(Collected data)
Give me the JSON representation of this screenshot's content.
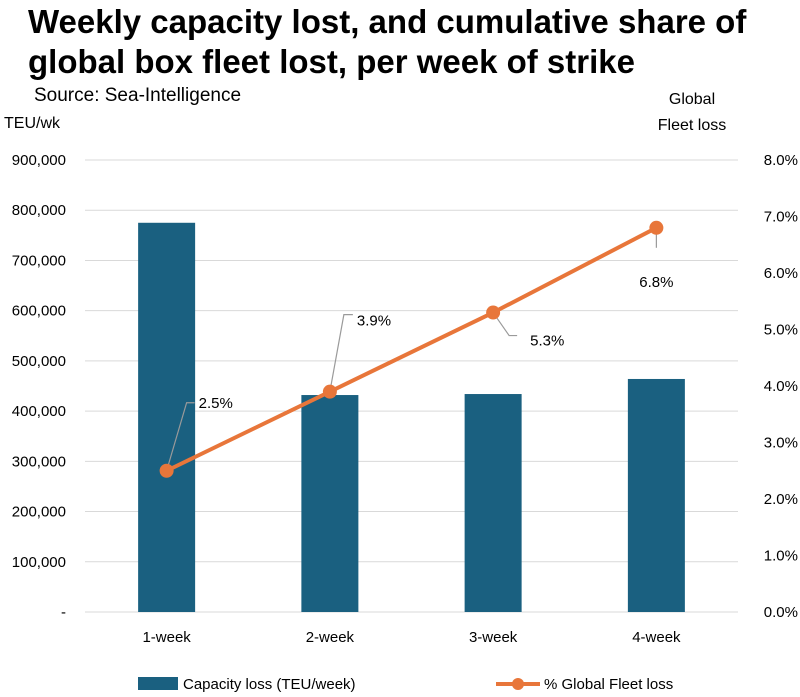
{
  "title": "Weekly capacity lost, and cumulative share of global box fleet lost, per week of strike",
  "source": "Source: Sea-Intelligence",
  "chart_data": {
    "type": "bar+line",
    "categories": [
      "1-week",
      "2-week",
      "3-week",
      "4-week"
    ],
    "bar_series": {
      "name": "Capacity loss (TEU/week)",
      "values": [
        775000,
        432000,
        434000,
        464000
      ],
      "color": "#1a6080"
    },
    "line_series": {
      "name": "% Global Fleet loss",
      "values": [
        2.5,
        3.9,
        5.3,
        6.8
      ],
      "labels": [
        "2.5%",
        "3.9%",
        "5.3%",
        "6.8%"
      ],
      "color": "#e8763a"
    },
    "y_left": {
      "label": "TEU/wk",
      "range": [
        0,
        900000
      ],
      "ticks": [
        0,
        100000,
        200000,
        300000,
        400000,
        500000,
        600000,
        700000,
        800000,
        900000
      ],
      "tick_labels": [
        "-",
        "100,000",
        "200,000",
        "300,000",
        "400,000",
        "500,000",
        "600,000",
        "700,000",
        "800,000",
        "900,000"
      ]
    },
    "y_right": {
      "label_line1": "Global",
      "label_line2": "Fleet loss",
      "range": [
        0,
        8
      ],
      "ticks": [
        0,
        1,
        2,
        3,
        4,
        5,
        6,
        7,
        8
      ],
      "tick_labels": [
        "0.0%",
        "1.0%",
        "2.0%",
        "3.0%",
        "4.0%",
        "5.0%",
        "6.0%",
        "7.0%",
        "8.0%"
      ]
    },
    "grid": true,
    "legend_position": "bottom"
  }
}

_What the exercise asks_. Some lines of the records may hold the word "name". How many do? Answer with a number and nothing else.

_Answer to this exercise_. 2